Data records:
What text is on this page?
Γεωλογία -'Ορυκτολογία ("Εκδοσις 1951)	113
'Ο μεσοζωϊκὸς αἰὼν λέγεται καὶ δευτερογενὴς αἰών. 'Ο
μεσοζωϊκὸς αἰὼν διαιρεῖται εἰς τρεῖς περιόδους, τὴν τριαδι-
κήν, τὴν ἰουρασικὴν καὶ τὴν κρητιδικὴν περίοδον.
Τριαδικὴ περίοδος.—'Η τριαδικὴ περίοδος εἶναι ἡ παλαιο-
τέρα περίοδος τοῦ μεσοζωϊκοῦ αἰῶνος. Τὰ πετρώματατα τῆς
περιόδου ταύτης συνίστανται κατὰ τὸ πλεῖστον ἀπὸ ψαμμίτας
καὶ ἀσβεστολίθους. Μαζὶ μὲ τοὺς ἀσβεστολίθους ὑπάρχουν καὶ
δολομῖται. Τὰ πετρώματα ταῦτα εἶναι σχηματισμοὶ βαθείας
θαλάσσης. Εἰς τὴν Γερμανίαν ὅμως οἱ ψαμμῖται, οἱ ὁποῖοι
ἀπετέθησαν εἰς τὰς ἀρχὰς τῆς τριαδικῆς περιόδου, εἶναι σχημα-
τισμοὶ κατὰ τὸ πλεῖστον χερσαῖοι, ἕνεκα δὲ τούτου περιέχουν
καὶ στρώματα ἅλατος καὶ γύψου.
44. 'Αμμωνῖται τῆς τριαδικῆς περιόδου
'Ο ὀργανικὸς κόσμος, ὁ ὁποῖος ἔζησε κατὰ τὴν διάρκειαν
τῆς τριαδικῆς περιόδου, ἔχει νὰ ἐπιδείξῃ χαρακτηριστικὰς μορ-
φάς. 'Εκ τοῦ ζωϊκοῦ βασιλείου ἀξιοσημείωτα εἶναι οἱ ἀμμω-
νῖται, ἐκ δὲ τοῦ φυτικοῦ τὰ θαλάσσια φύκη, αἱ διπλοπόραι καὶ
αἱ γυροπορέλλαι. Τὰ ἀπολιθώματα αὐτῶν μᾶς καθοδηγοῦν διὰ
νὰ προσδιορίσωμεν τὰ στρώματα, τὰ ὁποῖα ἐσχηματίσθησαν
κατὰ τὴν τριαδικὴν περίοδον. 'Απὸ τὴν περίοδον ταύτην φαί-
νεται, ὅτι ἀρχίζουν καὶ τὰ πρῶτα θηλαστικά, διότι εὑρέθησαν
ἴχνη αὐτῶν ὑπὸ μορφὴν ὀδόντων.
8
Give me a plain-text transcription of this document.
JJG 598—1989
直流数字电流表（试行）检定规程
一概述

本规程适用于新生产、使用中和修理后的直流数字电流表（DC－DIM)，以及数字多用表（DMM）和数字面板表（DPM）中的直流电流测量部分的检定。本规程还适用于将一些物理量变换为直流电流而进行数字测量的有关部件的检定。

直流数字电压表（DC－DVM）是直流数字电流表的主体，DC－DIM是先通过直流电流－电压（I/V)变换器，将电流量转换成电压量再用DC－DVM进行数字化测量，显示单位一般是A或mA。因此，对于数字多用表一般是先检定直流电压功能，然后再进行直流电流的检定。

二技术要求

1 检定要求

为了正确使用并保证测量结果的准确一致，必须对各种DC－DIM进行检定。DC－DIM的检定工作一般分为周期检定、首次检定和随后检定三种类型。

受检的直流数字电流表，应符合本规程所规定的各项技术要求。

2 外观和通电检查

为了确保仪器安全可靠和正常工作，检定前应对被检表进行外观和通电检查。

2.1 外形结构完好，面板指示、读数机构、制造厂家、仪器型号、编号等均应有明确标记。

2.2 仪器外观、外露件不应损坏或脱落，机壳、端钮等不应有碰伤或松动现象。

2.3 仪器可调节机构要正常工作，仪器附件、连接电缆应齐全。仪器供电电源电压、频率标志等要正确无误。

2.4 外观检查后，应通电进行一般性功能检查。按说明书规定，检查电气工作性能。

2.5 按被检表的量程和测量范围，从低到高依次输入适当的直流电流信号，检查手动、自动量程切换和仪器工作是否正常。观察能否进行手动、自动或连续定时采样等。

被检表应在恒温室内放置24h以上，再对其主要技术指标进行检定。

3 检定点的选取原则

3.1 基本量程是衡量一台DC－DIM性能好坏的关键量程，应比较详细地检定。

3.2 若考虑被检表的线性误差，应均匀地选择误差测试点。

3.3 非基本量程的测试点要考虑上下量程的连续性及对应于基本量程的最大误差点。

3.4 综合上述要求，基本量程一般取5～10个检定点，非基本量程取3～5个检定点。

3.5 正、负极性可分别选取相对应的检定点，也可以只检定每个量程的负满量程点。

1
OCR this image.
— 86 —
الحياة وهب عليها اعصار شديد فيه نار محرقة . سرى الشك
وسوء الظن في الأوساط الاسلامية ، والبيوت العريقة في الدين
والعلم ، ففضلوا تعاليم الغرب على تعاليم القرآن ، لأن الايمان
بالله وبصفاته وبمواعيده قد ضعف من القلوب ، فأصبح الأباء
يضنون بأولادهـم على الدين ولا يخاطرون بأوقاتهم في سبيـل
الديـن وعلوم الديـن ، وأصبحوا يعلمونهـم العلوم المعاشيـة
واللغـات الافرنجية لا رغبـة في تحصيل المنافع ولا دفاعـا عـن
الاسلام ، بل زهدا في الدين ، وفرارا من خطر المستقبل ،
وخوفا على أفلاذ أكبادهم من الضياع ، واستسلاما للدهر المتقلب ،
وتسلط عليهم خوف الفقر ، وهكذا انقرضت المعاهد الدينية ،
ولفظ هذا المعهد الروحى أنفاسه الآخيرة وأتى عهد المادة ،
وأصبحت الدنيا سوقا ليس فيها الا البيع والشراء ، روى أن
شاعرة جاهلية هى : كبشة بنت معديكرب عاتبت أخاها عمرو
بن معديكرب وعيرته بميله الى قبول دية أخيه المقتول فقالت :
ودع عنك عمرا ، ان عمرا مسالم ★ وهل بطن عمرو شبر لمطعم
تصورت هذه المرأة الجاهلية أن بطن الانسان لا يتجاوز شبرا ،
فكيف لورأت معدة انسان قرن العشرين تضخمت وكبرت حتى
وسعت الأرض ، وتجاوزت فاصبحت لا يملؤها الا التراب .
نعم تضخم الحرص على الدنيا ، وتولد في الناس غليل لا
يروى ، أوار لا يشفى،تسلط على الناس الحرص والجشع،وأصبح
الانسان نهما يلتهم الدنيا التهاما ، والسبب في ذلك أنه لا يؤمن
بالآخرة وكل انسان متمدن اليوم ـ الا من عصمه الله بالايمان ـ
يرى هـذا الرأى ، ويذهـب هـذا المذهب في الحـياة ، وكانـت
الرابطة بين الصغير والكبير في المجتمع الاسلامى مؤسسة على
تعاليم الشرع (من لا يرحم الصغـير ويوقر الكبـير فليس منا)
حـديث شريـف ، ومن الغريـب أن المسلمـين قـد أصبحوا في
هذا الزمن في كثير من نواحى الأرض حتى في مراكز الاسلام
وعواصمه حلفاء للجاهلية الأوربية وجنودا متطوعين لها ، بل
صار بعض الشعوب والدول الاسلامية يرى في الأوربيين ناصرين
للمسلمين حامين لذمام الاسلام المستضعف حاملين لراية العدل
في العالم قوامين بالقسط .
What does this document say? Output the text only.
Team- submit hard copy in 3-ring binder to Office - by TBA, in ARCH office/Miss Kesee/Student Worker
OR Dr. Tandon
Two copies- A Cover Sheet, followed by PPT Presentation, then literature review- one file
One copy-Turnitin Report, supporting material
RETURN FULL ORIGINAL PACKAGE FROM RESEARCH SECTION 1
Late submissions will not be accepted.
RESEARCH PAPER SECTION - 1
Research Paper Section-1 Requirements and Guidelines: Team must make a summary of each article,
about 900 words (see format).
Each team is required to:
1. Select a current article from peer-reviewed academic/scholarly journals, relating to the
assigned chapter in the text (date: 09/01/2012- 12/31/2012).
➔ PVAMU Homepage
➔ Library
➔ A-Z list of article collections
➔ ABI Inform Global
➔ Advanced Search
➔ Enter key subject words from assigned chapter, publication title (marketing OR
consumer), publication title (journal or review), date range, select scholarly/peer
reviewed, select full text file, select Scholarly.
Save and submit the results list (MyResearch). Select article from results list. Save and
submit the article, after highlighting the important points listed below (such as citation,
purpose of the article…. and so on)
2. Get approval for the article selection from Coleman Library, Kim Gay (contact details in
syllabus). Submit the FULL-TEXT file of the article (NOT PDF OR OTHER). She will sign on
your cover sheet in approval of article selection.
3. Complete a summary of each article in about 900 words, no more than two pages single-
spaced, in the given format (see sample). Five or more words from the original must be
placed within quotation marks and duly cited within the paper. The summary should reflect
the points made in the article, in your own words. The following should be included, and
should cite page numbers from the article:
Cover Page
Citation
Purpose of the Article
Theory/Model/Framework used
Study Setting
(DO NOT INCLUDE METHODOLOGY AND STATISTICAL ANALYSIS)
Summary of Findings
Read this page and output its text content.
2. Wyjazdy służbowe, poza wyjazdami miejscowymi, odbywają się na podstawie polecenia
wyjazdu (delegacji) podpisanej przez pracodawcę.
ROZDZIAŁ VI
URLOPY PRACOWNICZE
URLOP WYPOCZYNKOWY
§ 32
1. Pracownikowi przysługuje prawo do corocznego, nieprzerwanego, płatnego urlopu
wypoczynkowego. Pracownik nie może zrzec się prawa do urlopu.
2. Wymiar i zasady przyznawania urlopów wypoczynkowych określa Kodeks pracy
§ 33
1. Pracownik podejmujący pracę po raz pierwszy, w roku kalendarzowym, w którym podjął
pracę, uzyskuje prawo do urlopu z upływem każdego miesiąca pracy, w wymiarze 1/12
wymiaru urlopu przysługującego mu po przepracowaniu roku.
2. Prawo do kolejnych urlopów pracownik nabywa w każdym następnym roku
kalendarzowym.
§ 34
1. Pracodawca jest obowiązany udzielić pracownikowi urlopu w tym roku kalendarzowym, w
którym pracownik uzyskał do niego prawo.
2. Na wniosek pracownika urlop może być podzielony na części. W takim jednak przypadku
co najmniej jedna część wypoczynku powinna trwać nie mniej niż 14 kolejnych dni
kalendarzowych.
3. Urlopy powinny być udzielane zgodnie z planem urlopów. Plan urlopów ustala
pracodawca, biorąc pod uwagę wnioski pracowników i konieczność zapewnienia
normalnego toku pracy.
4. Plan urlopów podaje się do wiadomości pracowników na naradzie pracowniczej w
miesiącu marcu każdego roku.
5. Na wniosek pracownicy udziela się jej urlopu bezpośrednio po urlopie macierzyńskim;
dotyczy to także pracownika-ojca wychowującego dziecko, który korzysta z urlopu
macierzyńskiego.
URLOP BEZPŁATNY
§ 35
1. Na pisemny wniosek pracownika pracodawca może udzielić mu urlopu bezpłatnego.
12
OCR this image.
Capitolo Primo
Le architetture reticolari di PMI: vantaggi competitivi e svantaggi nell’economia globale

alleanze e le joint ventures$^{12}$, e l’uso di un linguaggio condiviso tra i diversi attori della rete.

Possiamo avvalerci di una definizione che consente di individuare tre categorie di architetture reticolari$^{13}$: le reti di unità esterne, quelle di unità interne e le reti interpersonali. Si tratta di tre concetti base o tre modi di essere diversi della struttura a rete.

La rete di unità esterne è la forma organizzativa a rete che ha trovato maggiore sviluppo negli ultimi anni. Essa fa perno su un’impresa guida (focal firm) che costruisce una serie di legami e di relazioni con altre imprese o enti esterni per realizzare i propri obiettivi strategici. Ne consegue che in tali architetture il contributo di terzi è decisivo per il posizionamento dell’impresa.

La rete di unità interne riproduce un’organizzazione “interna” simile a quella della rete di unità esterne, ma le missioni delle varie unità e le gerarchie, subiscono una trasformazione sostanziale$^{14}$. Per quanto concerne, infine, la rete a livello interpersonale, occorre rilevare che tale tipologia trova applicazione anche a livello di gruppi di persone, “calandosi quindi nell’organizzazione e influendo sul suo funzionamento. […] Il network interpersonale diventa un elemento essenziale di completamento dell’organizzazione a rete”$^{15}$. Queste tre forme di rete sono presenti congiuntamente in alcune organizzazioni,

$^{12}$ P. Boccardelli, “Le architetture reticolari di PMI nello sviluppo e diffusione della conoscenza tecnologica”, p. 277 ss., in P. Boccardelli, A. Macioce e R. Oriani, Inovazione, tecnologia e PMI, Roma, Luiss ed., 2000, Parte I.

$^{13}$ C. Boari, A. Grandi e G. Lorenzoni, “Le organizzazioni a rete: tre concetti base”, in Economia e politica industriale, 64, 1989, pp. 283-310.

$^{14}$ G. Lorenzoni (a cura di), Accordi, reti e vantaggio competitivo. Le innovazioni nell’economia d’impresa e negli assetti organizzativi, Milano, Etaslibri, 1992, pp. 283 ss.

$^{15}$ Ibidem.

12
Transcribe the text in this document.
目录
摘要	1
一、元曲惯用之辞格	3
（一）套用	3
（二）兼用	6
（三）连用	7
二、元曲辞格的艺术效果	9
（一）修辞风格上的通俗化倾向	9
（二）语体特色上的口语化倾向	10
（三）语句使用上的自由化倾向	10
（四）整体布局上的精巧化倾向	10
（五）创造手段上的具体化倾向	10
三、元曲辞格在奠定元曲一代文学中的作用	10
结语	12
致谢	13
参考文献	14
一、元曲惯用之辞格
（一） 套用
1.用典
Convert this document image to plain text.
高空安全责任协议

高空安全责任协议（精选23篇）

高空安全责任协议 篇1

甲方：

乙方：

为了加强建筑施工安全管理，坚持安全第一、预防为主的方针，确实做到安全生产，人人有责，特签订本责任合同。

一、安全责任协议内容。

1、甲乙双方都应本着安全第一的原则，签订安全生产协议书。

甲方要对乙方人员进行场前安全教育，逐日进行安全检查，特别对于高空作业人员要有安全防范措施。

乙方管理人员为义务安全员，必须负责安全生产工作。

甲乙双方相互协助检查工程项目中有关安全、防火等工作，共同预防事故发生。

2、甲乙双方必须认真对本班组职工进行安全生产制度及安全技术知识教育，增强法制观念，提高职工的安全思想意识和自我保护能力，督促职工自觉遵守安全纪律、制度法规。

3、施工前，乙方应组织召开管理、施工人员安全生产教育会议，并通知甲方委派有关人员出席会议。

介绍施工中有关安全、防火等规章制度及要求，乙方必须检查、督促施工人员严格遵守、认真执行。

**WRITTEN PROBLEM**
Everything from the line that contains "Convert this document image to plain text." through the end of the records must be duplicated exactly, and nothing outside that range.

**OUTPUT OF THE EXERCISE**
Convert this document image to plain text.
高空安全责任协议

高空安全责任协议（精选23篇）

高空安全责任协议 篇1

甲方：

乙方：

为了加强建筑施工安全管理，坚持安全第一、预防为主的方针，确实做到安全生产，人人有责，特签订本责任合同。

一、安全责任协议内容。

1、甲乙双方都应本着安全第一的原则，签订安全生产协议书。

甲方要对乙方人员进行场前安全教育，逐日进行安全检查，特别对于高空作业人员要有安全防范措施。

乙方管理人员为义务安全员，必须负责安全生产工作。

甲乙双方相互协助检查工程项目中有关安全、防火等工作，共同预防事故发生。

2、甲乙双方必须认真对本班组职工进行安全生产制度及安全技术知识教育，增强法制观念，提高职工的安全思想意识和自我保护能力，督促职工自觉遵守安全纪律、制度法规。

3、施工前，乙方应组织召开管理、施工人员安全生产教育会议，并通知甲方委派有关人员出席会议。

介绍施工中有关安全、防火等规章制度及要求，乙方必须检查、督促施工人员严格遵守、认真执行。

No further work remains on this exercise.